Start of RECORDS PROVIDED

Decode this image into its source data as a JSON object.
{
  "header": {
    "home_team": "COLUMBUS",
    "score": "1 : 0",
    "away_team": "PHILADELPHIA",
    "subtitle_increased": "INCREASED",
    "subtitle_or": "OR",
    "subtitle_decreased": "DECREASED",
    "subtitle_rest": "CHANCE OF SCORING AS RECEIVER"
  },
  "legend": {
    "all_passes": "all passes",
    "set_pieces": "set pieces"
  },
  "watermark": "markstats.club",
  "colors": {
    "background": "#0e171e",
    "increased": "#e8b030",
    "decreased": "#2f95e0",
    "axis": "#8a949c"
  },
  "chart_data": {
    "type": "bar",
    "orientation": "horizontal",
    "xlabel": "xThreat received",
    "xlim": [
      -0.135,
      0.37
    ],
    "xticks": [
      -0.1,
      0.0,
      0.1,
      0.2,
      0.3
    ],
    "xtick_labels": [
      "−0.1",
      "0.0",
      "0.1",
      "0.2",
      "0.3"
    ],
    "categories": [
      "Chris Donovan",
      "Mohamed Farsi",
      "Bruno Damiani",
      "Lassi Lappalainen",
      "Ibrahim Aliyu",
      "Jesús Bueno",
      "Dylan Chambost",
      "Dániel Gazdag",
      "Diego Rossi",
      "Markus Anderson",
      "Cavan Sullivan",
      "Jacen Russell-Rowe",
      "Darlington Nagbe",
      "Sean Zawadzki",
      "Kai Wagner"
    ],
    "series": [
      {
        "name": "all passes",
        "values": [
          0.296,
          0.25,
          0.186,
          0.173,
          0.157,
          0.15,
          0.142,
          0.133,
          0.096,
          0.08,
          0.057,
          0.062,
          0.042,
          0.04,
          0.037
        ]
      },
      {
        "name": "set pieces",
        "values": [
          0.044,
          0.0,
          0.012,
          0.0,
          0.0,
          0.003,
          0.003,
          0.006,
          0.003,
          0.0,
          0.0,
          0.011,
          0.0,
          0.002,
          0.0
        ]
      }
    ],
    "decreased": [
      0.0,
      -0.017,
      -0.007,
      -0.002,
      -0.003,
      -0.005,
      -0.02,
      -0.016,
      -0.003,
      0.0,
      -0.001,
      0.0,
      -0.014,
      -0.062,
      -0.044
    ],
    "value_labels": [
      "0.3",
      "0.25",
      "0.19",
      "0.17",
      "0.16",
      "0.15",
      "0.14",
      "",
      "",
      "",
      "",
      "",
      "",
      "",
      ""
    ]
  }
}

End of RECORDS PROVIDED

REQUEST = What is the number of lines in the listing that include the word "passes"? Give that number and nothing else.

OUTPUT OF THE EXERCISE = 2